> **SOURCE EXTRACT**:
•••••
If you've seen my previous posts, you know I've been having trouble with making a circuit for a mobile phone charging circuit that uses a 555. I decided instead of using a 'complicated' one of the internet, I will try to make my own. Here is my circuit.

The 5V DC power supply is supposed to represent a 5v USB Socket which a phone charger cable can plug into. I want my circuit to flash LEDs D1 and D3 at approxiamtely 1Hz when SW1 is on and a load is connected to V1 (i.e. a mobile phone charger). As you can see, transistor Q1 is not connected anywhere. I was wondering if anyone knows how I can connect the transistor to the LEDs so that they will only begin to flash if there is a mobile phone battery connected.


Thank you.

 

Is this really homework?

 

Is this really homework?

It's part of my GCSE Electronic Products coursework.

 

It's part of my GCSE Electronic Products coursework.

If it's homework, you need to show your best effort. We'll provide guidance based on what you're attempting.

 

Have you considered how you will compensate for the voltage drop across D2?
Have you checked the datasheet of the 7805 to see how it is typically used?
Have you read up about the USB current limits?

 

Okay, in that case. Here were my original ideas.
•••••
Data items
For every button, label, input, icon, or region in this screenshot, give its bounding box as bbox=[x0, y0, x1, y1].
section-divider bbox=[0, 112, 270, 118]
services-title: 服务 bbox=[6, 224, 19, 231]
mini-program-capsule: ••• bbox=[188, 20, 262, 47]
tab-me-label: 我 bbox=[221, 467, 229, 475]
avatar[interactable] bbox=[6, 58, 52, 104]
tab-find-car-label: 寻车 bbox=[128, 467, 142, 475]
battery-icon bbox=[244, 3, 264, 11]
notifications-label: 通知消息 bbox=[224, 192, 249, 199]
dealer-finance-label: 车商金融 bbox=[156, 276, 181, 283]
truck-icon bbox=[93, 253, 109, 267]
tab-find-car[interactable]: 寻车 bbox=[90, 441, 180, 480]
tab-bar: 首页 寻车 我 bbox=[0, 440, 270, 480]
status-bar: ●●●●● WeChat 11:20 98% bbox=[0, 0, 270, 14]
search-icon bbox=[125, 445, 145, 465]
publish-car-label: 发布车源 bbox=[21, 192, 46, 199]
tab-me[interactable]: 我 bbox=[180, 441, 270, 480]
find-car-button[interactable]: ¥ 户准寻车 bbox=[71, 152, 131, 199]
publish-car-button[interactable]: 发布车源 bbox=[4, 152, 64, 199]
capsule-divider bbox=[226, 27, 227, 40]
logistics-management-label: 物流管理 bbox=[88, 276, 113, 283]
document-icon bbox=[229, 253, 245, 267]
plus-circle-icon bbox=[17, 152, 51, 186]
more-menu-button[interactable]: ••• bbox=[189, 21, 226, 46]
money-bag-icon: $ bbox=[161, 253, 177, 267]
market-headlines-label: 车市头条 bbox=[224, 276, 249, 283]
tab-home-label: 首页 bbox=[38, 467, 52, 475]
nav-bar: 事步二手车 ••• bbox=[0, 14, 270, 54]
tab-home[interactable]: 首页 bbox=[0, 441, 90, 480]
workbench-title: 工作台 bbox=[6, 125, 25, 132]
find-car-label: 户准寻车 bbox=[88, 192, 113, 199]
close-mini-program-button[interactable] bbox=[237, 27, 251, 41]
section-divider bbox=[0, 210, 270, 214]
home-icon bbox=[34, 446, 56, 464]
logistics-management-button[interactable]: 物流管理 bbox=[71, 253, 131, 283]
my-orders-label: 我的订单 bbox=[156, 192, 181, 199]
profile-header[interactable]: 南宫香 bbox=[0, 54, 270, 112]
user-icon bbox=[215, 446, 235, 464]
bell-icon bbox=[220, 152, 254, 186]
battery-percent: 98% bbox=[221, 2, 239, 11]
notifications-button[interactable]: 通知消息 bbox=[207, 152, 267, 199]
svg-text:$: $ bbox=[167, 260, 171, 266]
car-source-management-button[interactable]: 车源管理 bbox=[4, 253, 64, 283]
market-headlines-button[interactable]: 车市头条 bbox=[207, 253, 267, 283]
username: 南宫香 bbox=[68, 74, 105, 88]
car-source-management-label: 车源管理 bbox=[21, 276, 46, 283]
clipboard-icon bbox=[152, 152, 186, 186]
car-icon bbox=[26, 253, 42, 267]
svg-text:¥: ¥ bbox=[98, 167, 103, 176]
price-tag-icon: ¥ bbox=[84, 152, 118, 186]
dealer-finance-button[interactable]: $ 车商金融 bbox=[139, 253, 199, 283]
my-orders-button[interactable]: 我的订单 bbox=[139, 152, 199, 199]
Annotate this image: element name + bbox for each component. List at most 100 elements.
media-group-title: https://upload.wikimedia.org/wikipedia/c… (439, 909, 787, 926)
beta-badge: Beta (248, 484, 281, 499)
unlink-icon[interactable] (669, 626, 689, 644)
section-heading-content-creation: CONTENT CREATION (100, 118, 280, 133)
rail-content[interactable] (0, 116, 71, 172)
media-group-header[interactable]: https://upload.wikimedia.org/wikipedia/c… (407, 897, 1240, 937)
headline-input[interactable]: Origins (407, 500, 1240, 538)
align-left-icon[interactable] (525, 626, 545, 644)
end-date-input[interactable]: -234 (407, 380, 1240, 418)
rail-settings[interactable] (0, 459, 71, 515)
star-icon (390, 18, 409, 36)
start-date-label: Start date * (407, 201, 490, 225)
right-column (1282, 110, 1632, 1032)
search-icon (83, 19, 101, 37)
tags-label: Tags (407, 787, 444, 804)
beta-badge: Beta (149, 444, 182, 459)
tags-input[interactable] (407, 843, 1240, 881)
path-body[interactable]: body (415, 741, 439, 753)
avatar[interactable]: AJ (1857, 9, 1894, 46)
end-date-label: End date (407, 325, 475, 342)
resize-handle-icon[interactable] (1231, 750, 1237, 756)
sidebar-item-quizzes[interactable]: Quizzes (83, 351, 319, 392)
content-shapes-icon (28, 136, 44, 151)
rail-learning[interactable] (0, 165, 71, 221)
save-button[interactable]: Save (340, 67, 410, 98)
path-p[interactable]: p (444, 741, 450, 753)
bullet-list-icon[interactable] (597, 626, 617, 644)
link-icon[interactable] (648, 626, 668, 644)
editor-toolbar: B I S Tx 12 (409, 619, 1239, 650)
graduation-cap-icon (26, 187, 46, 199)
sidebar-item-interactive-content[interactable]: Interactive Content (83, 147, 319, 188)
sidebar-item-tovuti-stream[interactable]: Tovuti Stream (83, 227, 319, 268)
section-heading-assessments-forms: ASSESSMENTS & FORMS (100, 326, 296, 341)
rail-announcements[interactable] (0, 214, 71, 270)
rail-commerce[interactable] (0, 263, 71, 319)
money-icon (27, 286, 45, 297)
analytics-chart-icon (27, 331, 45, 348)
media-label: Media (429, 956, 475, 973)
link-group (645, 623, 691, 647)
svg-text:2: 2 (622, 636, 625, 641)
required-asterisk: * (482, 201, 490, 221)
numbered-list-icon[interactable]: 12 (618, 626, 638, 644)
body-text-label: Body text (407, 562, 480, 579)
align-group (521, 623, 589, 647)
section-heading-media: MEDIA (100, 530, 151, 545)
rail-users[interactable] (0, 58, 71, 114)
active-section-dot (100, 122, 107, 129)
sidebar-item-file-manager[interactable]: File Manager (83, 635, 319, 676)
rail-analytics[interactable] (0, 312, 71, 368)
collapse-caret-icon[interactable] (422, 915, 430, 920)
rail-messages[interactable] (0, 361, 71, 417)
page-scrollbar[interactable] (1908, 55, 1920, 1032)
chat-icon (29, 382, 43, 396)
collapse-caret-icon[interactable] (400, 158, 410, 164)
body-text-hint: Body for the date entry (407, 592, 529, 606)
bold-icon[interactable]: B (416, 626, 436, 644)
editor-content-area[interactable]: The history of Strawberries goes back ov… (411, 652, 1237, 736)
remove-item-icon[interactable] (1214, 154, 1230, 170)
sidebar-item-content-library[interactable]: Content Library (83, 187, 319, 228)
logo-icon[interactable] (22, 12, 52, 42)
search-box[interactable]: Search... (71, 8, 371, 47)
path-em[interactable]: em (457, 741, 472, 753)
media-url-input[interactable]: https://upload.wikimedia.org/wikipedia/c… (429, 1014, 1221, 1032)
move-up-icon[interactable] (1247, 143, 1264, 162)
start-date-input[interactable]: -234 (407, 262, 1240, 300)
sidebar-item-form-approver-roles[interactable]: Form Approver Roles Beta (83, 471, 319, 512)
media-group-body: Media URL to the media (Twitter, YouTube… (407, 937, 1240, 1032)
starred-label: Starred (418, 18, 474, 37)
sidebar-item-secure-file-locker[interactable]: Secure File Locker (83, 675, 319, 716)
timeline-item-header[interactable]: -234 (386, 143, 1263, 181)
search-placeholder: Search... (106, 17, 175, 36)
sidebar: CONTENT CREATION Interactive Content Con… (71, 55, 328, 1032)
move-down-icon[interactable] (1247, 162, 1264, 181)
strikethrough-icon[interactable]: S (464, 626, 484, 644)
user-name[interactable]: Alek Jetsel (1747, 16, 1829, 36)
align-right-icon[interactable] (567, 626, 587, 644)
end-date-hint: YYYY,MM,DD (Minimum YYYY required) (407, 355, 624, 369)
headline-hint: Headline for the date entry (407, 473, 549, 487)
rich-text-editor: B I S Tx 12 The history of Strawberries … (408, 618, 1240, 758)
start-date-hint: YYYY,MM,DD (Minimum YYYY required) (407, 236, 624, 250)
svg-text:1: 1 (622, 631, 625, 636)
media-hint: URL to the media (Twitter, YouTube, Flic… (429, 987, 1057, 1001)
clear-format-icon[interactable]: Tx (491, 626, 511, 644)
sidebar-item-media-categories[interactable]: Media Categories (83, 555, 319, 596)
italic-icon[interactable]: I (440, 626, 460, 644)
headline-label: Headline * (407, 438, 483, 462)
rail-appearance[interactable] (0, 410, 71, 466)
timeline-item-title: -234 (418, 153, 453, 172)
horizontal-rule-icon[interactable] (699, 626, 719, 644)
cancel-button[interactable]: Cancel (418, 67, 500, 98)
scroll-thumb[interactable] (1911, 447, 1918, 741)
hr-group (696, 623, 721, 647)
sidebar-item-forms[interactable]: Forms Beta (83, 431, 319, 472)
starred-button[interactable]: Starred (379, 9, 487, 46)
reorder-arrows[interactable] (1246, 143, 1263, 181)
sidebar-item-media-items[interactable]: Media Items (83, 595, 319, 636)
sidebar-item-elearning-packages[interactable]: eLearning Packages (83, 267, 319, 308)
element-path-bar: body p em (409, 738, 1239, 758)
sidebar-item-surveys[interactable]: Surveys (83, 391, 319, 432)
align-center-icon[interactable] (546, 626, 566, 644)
•••••
> **EXERCISE INSTRUCTIONS**:
[a] Answer these questions using the forum thread about the 555 phone-charging circuit:
(i) What is the 5V DC power supply meant to represent?
(ii) At about what frequency should LEDs D1 and D3 flash?
(iii) What is the circuit part of?
[b] In the data items, from the first line through the line with "capsule-divider bbox=[226, 27, 227, 40]", switch "divider" to "separator". Write out those lines again with nothing else changed.

> **THE RESPONSES**:
[a]
(i) A 5v USB socket that a phone charger cable can plug into.
(ii) Approximately 1Hz.
(iii) GCSE Electronic Products coursework.

[b]
For every button, label, input, icon, or region in this screenshot, give its bounding box as bbox=[x0, y0, x1, y1].
section-separator bbox=[0, 112, 270, 118]
services-title: 服务 bbox=[6, 224, 19, 231]
mini-program-capsule: ••• bbox=[188, 20, 262, 47]
tab-me-label: 我 bbox=[221, 467, 229, 475]
avatar[interactable] bbox=[6, 58, 52, 104]
tab-find-car-label: 寻车 bbox=[128, 467, 142, 475]
battery-icon bbox=[244, 3, 264, 11]
notifications-label: 通知消息 bbox=[224, 192, 249, 199]
dealer-finance-label: 车商金融 bbox=[156, 276, 181, 283]
truck-icon bbox=[93, 253, 109, 267]
tab-find-car[interactable]: 寻车 bbox=[90, 441, 180, 480]
tab-bar: 首页 寻车 我 bbox=[0, 440, 270, 480]
status-bar: ●●●●● WeChat 11:20 98% bbox=[0, 0, 270, 14]
search-icon bbox=[125, 445, 145, 465]
publish-car-label: 发布车源 bbox=[21, 192, 46, 199]
tab-me[interactable]: 我 bbox=[180, 441, 270, 480]
find-car-button[interactable]: ¥ 户准寻车 bbox=[71, 152, 131, 199]
publish-car-button[interactable]: 发布车源 bbox=[4, 152, 64, 199]
capsule-separator bbox=[226, 27, 227, 40]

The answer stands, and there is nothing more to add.